:: SUPPLIED MATERIAL ::
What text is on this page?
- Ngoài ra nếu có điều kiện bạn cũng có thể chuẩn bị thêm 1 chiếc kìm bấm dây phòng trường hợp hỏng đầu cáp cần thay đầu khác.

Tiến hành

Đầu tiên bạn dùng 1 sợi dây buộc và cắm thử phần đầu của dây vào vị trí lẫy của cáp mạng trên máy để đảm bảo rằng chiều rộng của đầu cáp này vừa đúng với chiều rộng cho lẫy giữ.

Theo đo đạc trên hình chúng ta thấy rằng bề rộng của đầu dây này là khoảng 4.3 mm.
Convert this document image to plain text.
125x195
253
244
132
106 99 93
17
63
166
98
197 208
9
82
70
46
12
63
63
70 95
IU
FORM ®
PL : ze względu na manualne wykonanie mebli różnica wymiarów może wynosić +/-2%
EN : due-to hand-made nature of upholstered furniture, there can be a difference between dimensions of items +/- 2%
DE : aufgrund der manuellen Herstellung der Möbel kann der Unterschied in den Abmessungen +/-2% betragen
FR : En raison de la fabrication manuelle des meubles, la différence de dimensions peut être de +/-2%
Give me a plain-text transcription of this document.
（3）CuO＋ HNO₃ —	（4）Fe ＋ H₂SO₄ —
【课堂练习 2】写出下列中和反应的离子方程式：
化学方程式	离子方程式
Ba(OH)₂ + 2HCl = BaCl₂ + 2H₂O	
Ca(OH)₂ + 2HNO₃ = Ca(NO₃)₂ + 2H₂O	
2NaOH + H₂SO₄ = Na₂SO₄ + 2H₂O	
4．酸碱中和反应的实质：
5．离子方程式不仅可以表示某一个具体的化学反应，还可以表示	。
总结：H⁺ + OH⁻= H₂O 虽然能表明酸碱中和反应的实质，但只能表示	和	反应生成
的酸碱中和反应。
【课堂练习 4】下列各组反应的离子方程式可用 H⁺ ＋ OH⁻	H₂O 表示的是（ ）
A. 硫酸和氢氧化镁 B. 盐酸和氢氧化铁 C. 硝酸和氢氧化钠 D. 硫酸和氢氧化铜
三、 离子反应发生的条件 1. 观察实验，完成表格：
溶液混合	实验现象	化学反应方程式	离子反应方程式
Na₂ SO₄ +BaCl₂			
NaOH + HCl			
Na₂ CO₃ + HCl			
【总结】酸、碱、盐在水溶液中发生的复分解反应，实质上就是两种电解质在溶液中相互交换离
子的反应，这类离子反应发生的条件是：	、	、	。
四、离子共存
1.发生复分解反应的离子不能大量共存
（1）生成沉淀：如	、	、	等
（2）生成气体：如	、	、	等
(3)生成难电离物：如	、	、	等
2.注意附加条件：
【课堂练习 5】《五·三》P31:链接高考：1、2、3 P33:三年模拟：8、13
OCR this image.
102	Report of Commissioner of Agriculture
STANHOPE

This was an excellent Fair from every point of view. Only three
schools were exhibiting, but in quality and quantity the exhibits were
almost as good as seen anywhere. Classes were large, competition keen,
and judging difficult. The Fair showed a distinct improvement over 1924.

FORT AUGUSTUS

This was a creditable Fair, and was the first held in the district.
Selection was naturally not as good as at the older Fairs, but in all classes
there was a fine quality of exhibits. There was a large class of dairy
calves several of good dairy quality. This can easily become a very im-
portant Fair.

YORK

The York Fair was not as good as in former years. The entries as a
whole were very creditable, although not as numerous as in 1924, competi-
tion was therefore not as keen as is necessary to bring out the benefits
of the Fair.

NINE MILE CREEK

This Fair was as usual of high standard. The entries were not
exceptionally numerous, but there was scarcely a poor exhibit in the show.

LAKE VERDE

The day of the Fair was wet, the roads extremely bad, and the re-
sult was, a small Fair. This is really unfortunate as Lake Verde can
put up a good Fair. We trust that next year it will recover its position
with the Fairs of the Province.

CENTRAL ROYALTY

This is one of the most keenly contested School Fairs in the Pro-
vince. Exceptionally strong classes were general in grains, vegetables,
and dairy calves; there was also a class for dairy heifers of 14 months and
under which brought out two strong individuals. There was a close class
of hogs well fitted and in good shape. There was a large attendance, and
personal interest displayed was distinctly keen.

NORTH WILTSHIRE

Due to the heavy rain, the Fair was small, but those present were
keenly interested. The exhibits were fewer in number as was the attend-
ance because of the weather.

:: CHALLENGE ::
All of the data needs to be printed once more, exactly.

:: WRITTEN ANSWER ::
What text is on this page?
- Ngoài ra nếu có điều kiện bạn cũng có thể chuẩn bị thêm 1 chiếc kìm bấm dây phòng trường hợp hỏng đầu cáp cần thay đầu khác.

Tiến hành

Đầu tiên bạn dùng 1 sợi dây buộc và cắm thử phần đầu của dây vào vị trí lẫy của cáp mạng trên máy để đảm bảo rằng chiều rộng của đầu cáp này vừa đúng với chiều rộng cho lẫy giữ.

Theo đo đạc trên hình chúng ta thấy rằng bề rộng của đầu dây này là khoảng 4.3 mm.
Convert this document image to plain text.
125x195
253
244
132
106 99 93
17
63
166
98
197 208
9
82
70
46
12
63
63
70 95
IU
FORM ®
PL : ze względu na manualne wykonanie mebli różnica wymiarów może wynosić +/-2%
EN : due-to hand-made nature of upholstered furniture, there can be a difference between dimensions of items +/- 2%
DE : aufgrund der manuellen Herstellung der Möbel kann der Unterschied in den Abmessungen +/-2% betragen
FR : En raison de la fabrication manuelle des meubles, la différence de dimensions peut être de +/-2%
Give me a plain-text transcription of this document.
（3）CuO＋ HNO₃ —	（4）Fe ＋ H₂SO₄ —
【课堂练习 2】写出下列中和反应的离子方程式：
化学方程式	离子方程式
Ba(OH)₂ + 2HCl = BaCl₂ + 2H₂O	
Ca(OH)₂ + 2HNO₃ = Ca(NO₃)₂ + 2H₂O	
2NaOH + H₂SO₄ = Na₂SO₄ + 2H₂O	
4．酸碱中和反应的实质：
5．离子方程式不仅可以表示某一个具体的化学反应，还可以表示	。
总结：H⁺ + OH⁻= H₂O 虽然能表明酸碱中和反应的实质，但只能表示	和	反应生成
的酸碱中和反应。
【课堂练习 4】下列各组反应的离子方程式可用 H⁺ ＋ OH⁻	H₂O 表示的是（ ）
A. 硫酸和氢氧化镁 B. 盐酸和氢氧化铁 C. 硝酸和氢氧化钠 D. 硫酸和氢氧化铜
三、 离子反应发生的条件 1. 观察实验，完成表格：
溶液混合	实验现象	化学反应方程式	离子反应方程式
Na₂ SO₄ +BaCl₂			
NaOH + HCl			
Na₂ CO₃ + HCl			
【总结】酸、碱、盐在水溶液中发生的复分解反应，实质上就是两种电解质在溶液中相互交换离
子的反应，这类离子反应发生的条件是：	、	、	。
四、离子共存
1.发生复分解反应的离子不能大量共存
（1）生成沉淀：如	、	、	等
（2）生成气体：如	、	、	等
(3)生成难电离物：如	、	、	等
2.注意附加条件：
【课堂练习 5】《五·三》P31:链接高考：1、2、3 P33:三年模拟：8、13
OCR this image.
102	Report of Commissioner of Agriculture
STANHOPE

This was an excellent Fair from every point of view. Only three
schools were exhibiting, but in quality and quantity the exhibits were
almost as good as seen anywhere. Classes were large, competition keen,
and judging difficult. The Fair showed a distinct improvement over 1924.

FORT AUGUSTUS

This was a creditable Fair, and was the first held in the district.
Selection was naturally not as good as at the older Fairs, but in all classes
there was a fine quality of exhibits. There was a large class of dairy
calves several of good dairy quality. This can easily become a very im-
portant Fair.

YORK

The York Fair was not as good as in former years. The entries as a
whole were very creditable, although not as numerous as in 1924, competi-
tion was therefore not as keen as is necessary to bring out the benefits
of the Fair.

NINE MILE CREEK

This Fair was as usual of high standard. The entries were not
exceptionally numerous, but there was scarcely a poor exhibit in the show.

LAKE VERDE

The day of the Fair was wet, the roads extremely bad, and the re-
sult was, a small Fair. This is really unfortunate as Lake Verde can
put up a good Fair. We trust that next year it will recover its position
with the Fairs of the Province.

CENTRAL ROYALTY

This is one of the most keenly contested School Fairs in the Pro-
vince. Exceptionally strong classes were general in grains, vegetables,
and dairy calves; there was also a class for dairy heifers of 14 months and
under which brought out two strong individuals. There was a close class
of hogs well fitted and in good shape. There was a large attendance, and
personal interest displayed was distinctly keen.

NORTH WILTSHIRE

Due to the heavy rain, the Fair was small, but those present were
keenly interested. The exhibits were fewer in number as was the attend-
ance because of the weather.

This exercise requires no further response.